Societal extinction is the loss of a species from our collective memory, attention, societies, cultures, and discourses. Led by researchers from the University of Oxford’s Department of Zoology, the different ways species can experience extinction has been explored and illustrated.

What causes societal extinction?

According to an international and interdisciplinary group of scientists found that there are a number of reasons for why societal extinction occurs. These can include its charisma, its symbolic or cultural values, whether and how long ago it went extinct, and how distant and isolated its range is from humans.

Dr Diogo Verissimo, Department of Zoology at the University of Oxford and co-author of the study: “Societal extinction occurs not only in extinct species, but also in those species still living among us, often due to social or cultural changes, for example, the urbanization or digitization of society, which can radically change our relationship with nature, and lead to the collective loss of memory.”

As more species continue to be threatened by human action and climate change, they also continue to be isolated from people. This lack of human interaction results in a lack of personal experience and connection between humans and different animal and plant species therefore continuing the process of a fading collective memory and societal extinction.

SOURCE MATERIAL:
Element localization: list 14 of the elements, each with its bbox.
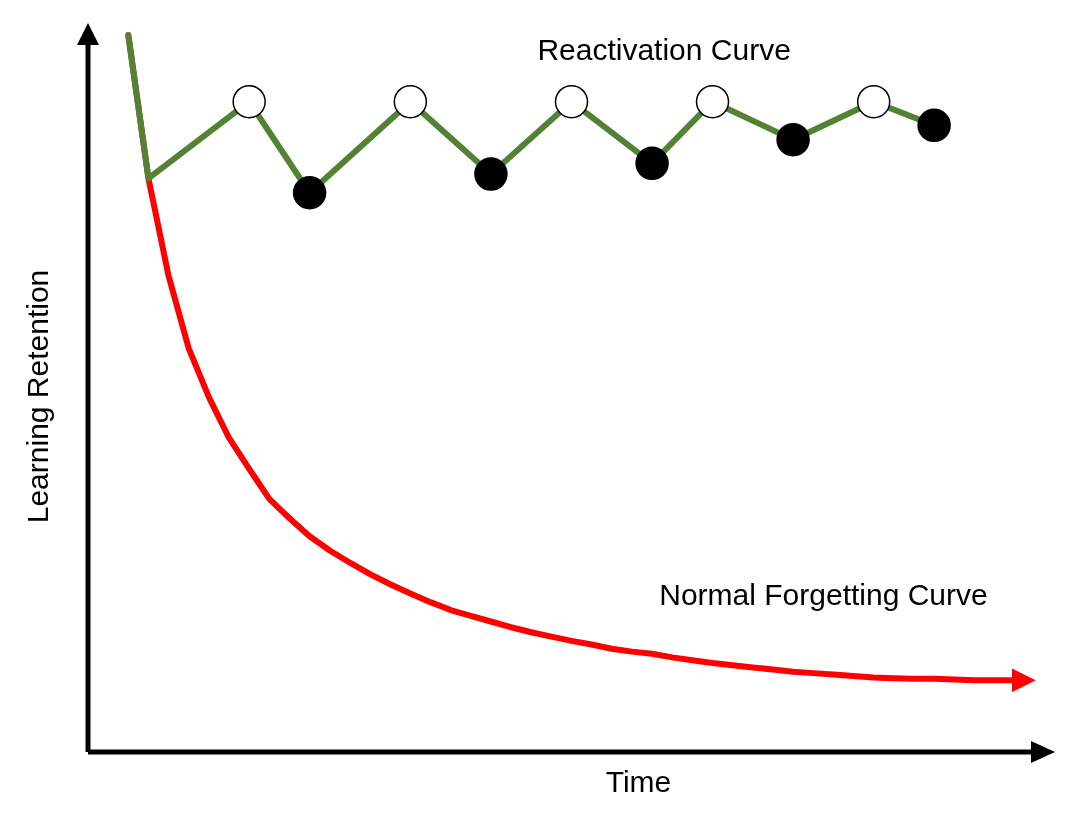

REQUIRED ACTIONS:
1. Shorten the paragraph in the societal extinction excerpt that begins "As more species continue to be threatened," keeping its main facts.
2. From the societal extinction excerpt, write out the passage from "Societal extinction is" up to and including "causes societal extinction?" word for word.

RESPONSES TO THE EXERCISE:
1. Human action and climate change threaten more species and isolate them from people. With less contact, people lose personal experience of and connection with these animals and plants, and collective memory fades, continuing societal extinction.

2.
Societal extinction is the loss of a species from our collective memory, attention, societies, cultures, and discourses. Led by researchers from the University of Oxford’s Department of Zoology, the different ways species can experience extinction has been explored and illustrated.

What causes societal extinction?